> [AIM]: Every line below is to be quoted exactly, with nothing added or dropped.

> [DATA FOR THIS EXERCISE]:
>>

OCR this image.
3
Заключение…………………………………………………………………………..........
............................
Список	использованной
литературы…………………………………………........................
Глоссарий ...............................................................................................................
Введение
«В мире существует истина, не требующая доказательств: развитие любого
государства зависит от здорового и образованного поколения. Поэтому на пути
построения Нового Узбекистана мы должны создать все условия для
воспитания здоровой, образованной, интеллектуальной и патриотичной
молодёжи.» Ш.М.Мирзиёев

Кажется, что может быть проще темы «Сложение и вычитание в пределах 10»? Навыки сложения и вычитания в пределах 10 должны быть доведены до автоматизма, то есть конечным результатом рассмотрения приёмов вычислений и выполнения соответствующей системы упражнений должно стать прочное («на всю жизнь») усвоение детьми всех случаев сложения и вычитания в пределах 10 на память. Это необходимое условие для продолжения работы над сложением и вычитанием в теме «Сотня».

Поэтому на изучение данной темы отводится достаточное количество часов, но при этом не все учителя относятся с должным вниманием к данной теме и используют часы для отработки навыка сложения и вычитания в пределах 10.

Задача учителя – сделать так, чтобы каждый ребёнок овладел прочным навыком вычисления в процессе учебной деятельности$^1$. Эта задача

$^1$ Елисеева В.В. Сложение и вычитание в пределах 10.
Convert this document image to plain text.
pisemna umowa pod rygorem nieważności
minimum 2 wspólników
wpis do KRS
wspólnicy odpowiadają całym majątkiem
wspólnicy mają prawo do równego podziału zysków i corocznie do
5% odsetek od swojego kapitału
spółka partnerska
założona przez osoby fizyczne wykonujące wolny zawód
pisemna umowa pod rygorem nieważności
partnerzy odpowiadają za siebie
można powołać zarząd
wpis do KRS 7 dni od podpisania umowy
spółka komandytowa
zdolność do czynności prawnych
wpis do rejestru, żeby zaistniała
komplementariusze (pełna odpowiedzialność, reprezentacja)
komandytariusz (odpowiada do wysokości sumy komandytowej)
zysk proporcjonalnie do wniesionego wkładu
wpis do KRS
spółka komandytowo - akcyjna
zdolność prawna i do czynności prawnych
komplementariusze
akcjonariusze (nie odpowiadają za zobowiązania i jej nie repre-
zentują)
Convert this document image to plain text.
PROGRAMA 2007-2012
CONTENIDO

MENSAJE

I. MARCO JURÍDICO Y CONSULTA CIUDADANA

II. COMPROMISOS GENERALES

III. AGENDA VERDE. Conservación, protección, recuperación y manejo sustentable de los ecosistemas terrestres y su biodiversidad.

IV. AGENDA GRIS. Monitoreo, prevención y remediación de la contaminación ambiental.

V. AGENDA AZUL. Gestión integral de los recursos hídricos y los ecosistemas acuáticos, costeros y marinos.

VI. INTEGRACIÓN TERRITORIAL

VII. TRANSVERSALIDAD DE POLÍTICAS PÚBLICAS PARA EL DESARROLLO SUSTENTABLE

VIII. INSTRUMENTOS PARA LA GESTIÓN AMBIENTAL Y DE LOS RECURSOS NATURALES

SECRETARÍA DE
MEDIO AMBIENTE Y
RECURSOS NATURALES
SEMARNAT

<<

> [EXERCISE OUTPUT]:
OCR this image.
3
Заключение…………………………………………………………………………..........
............................
Список	использованной
литературы…………………………………………........................
Глоссарий ...............................................................................................................
Введение
«В мире существует истина, не требующая доказательств: развитие любого
государства зависит от здорового и образованного поколения. Поэтому на пути
построения Нового Узбекистана мы должны создать все условия для
воспитания здоровой, образованной, интеллектуальной и патриотичной
молодёжи.» Ш.М.Мирзиёев

Кажется, что может быть проще темы «Сложение и вычитание в пределах 10»? Навыки сложения и вычитания в пределах 10 должны быть доведены до автоматизма, то есть конечным результатом рассмотрения приёмов вычислений и выполнения соответствующей системы упражнений должно стать прочное («на всю жизнь») усвоение детьми всех случаев сложения и вычитания в пределах 10 на память. Это необходимое условие для продолжения работы над сложением и вычитанием в теме «Сотня».

Поэтому на изучение данной темы отводится достаточное количество часов, но при этом не все учителя относятся с должным вниманием к данной теме и используют часы для отработки навыка сложения и вычитания в пределах 10.

Задача учителя – сделать так, чтобы каждый ребёнок овладел прочным навыком вычисления в процессе учебной деятельности$^1$. Эта задача

$^1$ Елисеева В.В. Сложение и вычитание в пределах 10.
Convert this document image to plain text.
pisemna umowa pod rygorem nieważności
minimum 2 wspólników
wpis do KRS
wspólnicy odpowiadają całym majątkiem
wspólnicy mają prawo do równego podziału zysków i corocznie do
5% odsetek od swojego kapitału
spółka partnerska
założona przez osoby fizyczne wykonujące wolny zawód
pisemna umowa pod rygorem nieważności
partnerzy odpowiadają za siebie
można powołać zarząd
wpis do KRS 7 dni od podpisania umowy
spółka komandytowa
zdolność do czynności prawnych
wpis do rejestru, żeby zaistniała
komplementariusze (pełna odpowiedzialność, reprezentacja)
komandytariusz (odpowiada do wysokości sumy komandytowej)
zysk proporcjonalnie do wniesionego wkładu
wpis do KRS
spółka komandytowo - akcyjna
zdolność prawna i do czynności prawnych
komplementariusze
akcjonariusze (nie odpowiadają za zobowiązania i jej nie repre-
zentują)
Convert this document image to plain text.
PROGRAMA 2007-2012
CONTENIDO

MENSAJE

I. MARCO JURÍDICO Y CONSULTA CIUDADANA

II. COMPROMISOS GENERALES

III. AGENDA VERDE. Conservación, protección, recuperación y manejo sustentable de los ecosistemas terrestres y su biodiversidad.

IV. AGENDA GRIS. Monitoreo, prevención y remediación de la contaminación ambiental.

V. AGENDA AZUL. Gestión integral de los recursos hídricos y los ecosistemas acuáticos, costeros y marinos.

VI. INTEGRACIÓN TERRITORIAL

VII. TRANSVERSALIDAD DE POLÍTICAS PÚBLICAS PARA EL DESARROLLO SUSTENTABLE

VIII. INSTRUMENTOS PARA LA GESTIÓN AMBIENTAL Y DE LOS RECURSOS NATURALES

SECRETARÍA DE
MEDIO AMBIENTE Y
RECURSOS NATURALES
SEMARNAT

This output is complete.